### EXCERPTED DATA
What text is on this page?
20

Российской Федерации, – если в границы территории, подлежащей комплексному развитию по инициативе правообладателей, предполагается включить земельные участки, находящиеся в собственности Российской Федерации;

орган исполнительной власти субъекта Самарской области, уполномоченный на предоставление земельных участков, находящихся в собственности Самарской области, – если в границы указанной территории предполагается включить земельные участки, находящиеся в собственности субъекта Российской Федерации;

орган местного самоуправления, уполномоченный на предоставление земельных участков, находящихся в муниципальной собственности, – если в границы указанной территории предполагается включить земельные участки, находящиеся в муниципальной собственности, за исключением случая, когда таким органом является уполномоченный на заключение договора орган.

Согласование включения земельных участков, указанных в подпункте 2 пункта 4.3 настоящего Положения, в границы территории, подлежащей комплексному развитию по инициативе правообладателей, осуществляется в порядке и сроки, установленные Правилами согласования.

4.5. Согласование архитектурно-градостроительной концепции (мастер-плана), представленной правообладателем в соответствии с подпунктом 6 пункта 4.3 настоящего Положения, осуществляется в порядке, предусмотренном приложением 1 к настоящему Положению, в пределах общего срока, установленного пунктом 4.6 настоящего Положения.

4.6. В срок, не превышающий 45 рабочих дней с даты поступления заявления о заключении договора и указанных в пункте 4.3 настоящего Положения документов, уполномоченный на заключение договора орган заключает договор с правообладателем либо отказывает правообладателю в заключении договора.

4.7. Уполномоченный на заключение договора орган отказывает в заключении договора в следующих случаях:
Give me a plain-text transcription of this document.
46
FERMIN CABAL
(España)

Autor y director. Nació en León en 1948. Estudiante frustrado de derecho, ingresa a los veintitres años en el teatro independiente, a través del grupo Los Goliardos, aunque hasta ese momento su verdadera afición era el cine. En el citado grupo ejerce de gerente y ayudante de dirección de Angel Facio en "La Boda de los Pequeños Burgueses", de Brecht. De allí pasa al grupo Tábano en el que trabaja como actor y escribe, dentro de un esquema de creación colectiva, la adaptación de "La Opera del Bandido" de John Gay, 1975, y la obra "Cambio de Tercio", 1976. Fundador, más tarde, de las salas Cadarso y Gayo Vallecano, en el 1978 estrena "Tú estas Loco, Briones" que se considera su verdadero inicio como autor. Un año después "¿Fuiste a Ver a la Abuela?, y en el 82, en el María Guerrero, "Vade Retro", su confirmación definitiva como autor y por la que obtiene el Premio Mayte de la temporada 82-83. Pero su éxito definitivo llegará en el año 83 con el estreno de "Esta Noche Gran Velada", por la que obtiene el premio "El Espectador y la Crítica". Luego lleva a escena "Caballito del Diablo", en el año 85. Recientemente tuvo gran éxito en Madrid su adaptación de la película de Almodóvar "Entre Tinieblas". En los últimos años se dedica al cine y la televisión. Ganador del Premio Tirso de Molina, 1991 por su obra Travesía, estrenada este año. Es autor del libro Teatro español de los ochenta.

### EXERCISE DIRECTIONS
Looking at the data above, show all lines where the word "развитию" occurs.

### REPLY
Российской Федерации, – если в границы территории, подлежащей комплексному развитию по инициативе правообладателей, предполагается включить земельные участки, находящиеся в собственности Российской Федерации;
Согласование включения земельных участков, указанных в подпункте 2 пункта 4.3 настоящего Положения, в границы территории, подлежащей комплексному развитию по инициативе правообладателей, осуществляется в порядке и сроки, установленные Правилами согласования.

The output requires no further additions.